((
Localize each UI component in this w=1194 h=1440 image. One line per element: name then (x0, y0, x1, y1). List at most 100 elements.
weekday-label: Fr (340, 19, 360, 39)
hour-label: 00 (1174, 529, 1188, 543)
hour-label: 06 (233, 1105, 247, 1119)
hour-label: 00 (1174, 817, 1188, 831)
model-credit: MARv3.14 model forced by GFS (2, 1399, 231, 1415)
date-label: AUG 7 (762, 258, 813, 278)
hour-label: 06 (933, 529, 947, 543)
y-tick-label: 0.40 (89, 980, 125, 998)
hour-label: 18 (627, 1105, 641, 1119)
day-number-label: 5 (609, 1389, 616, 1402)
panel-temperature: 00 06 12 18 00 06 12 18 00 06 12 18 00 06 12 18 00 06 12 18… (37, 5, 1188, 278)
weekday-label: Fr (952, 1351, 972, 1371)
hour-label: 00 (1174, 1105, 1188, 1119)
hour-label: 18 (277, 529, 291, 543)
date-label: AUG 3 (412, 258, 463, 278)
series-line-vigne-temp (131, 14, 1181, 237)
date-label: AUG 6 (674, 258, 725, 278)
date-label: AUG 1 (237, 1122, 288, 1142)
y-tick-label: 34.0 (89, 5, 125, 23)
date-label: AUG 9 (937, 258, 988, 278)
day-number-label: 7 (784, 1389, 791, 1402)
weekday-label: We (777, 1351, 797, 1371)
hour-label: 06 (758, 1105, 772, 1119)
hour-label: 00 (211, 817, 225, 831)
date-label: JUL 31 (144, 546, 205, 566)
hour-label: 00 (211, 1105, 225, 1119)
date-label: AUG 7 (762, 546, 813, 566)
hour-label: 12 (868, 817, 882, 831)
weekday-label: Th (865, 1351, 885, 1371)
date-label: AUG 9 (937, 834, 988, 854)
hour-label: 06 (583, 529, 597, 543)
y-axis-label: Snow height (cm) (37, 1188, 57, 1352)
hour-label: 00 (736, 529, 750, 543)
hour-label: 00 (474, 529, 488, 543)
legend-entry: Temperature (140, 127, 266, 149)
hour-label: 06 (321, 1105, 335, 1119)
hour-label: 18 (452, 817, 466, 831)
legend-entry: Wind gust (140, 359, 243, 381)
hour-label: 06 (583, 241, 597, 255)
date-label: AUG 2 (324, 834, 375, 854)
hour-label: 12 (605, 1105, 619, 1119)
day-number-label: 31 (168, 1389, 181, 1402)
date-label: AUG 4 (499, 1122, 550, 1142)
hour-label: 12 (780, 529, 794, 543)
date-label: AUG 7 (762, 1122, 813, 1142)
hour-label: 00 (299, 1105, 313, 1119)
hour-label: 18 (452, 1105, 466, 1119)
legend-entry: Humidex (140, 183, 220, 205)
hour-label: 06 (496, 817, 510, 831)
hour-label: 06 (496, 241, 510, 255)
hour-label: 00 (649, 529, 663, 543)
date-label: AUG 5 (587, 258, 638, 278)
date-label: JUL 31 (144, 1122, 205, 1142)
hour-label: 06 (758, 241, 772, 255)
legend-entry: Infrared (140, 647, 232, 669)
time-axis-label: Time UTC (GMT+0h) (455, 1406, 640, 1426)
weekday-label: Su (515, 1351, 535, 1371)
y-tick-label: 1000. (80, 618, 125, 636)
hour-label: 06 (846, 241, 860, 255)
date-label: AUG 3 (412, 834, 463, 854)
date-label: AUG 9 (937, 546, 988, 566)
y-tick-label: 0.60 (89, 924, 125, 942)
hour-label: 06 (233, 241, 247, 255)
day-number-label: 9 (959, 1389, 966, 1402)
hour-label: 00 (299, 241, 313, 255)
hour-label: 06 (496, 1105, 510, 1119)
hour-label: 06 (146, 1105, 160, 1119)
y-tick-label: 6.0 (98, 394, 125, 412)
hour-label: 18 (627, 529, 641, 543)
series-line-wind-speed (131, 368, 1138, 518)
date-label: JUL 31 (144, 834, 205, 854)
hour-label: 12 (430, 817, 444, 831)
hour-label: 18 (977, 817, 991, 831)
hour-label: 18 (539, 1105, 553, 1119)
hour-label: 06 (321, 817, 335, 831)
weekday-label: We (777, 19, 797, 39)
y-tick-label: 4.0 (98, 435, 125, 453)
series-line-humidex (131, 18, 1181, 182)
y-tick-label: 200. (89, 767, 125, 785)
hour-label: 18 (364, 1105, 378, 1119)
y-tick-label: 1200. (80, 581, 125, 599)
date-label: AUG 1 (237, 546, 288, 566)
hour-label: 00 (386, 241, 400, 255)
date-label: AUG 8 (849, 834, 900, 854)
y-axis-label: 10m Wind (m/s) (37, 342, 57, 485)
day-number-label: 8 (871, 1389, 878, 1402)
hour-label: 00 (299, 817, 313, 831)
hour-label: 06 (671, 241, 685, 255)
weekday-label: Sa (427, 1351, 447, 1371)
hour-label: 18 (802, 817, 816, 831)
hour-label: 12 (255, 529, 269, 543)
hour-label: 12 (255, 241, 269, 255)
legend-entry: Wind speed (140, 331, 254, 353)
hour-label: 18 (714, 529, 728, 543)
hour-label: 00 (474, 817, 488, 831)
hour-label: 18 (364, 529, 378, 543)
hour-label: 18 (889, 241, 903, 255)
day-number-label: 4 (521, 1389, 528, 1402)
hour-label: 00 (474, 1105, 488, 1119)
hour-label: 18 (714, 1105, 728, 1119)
))
◆ STATED EXERCISE:
Quote all of the lines above word for word, each on its own line in the same order.

◆ ANSWER TO THIS TASK:
Localize each UI component in this w=1194 h=1440 image. One line per element: name then (x0, y0, x1, y1). List at most 100 elements.
weekday-label: Fr (340, 19, 360, 39)
hour-label: 00 (1174, 529, 1188, 543)
hour-label: 06 (233, 1105, 247, 1119)
hour-label: 00 (1174, 817, 1188, 831)
model-credit: MARv3.14 model forced by GFS (2, 1399, 231, 1415)
date-label: AUG 7 (762, 258, 813, 278)
hour-label: 06 (933, 529, 947, 543)
y-tick-label: 0.40 (89, 980, 125, 998)
hour-label: 18 (627, 1105, 641, 1119)
day-number-label: 5 (609, 1389, 616, 1402)
panel-temperature: 00 06 12 18 00 06 12 18 00 06 12 18 00 06 12 18 00 06 12 18… (37, 5, 1188, 278)
weekday-label: Fr (952, 1351, 972, 1371)
hour-label: 00 (1174, 1105, 1188, 1119)
hour-label: 18 (277, 529, 291, 543)
date-label: AUG 3 (412, 258, 463, 278)
series-line-vigne-temp (131, 14, 1181, 237)
date-label: AUG 6 (674, 258, 725, 278)
date-label: AUG 1 (237, 1122, 288, 1142)
y-tick-label: 34.0 (89, 5, 125, 23)
date-label: AUG 9 (937, 258, 988, 278)
day-number-label: 7 (784, 1389, 791, 1402)
weekday-label: We (777, 1351, 797, 1371)
hour-label: 06 (758, 1105, 772, 1119)
hour-label: 00 (211, 817, 225, 831)
date-label: JUL 31 (144, 546, 205, 566)
hour-label: 00 (211, 1105, 225, 1119)
date-label: AUG 7 (762, 546, 813, 566)
hour-label: 12 (868, 817, 882, 831)
weekday-label: Th (865, 1351, 885, 1371)
date-label: AUG 9 (937, 834, 988, 854)
hour-label: 06 (583, 529, 597, 543)
y-axis-label: Snow height (cm) (37, 1188, 57, 1352)
hour-label: 00 (736, 529, 750, 543)
hour-label: 00 (474, 529, 488, 543)
legend-entry: Temperature (140, 127, 266, 149)
hour-label: 06 (321, 1105, 335, 1119)
hour-label: 18 (452, 817, 466, 831)
legend-entry: Wind gust (140, 359, 243, 381)
hour-label: 06 (583, 241, 597, 255)
date-label: AUG 2 (324, 834, 375, 854)
hour-label: 12 (605, 1105, 619, 1119)
day-number-label: 31 (168, 1389, 181, 1402)
date-label: AUG 4 (499, 1122, 550, 1142)
hour-label: 12 (780, 529, 794, 543)
date-label: AUG 7 (762, 1122, 813, 1142)
hour-label: 00 (299, 1105, 313, 1119)
hour-label: 18 (452, 1105, 466, 1119)
legend-entry: Humidex (140, 183, 220, 205)
hour-label: 06 (496, 817, 510, 831)
hour-label: 06 (496, 241, 510, 255)
hour-label: 00 (649, 529, 663, 543)
date-label: AUG 5 (587, 258, 638, 278)
date-label: JUL 31 (144, 1122, 205, 1142)
hour-label: 06 (758, 241, 772, 255)
legend-entry: Infrared (140, 647, 232, 669)
time-axis-label: Time UTC (GMT+0h) (455, 1406, 640, 1426)
weekday-label: Su (515, 1351, 535, 1371)
y-tick-label: 1000. (80, 618, 125, 636)
hour-label: 06 (846, 241, 860, 255)
date-label: AUG 3 (412, 834, 463, 854)
date-label: AUG 9 (937, 546, 988, 566)
y-tick-label: 0.60 (89, 924, 125, 942)
hour-label: 06 (233, 241, 247, 255)
day-number-label: 9 (959, 1389, 966, 1402)
hour-label: 00 (299, 241, 313, 255)
hour-label: 06 (496, 1105, 510, 1119)
hour-label: 06 (146, 1105, 160, 1119)
y-tick-label: 6.0 (98, 394, 125, 412)
hour-label: 18 (627, 529, 641, 543)
series-line-wind-speed (131, 368, 1138, 518)
date-label: JUL 31 (144, 834, 205, 854)
hour-label: 12 (430, 817, 444, 831)
hour-label: 18 (977, 817, 991, 831)
hour-label: 18 (539, 1105, 553, 1119)
hour-label: 06 (321, 817, 335, 831)
weekday-label: We (777, 19, 797, 39)
y-tick-label: 4.0 (98, 435, 125, 453)
series-line-humidex (131, 18, 1181, 182)
y-tick-label: 200. (89, 767, 125, 785)
hour-label: 18 (364, 1105, 378, 1119)
y-tick-label: 1200. (80, 581, 125, 599)
date-label: AUG 1 (237, 546, 288, 566)
hour-label: 00 (386, 241, 400, 255)
date-label: AUG 8 (849, 834, 900, 854)
y-axis-label: 10m Wind (m/s) (37, 342, 57, 485)
day-number-label: 8 (871, 1389, 878, 1402)
hour-label: 00 (299, 817, 313, 831)
hour-label: 06 (671, 241, 685, 255)
weekday-label: Sa (427, 1351, 447, 1371)
hour-label: 18 (802, 817, 816, 831)
hour-label: 12 (255, 529, 269, 543)
hour-label: 12 (255, 241, 269, 255)
legend-entry: Wind speed (140, 331, 254, 353)
hour-label: 18 (714, 529, 728, 543)
hour-label: 00 (474, 817, 488, 831)
hour-label: 18 (364, 529, 378, 543)
hour-label: 18 (889, 241, 903, 255)
day-number-label: 4 (521, 1389, 528, 1402)
hour-label: 00 (474, 1105, 488, 1119)
hour-label: 18 (714, 1105, 728, 1119)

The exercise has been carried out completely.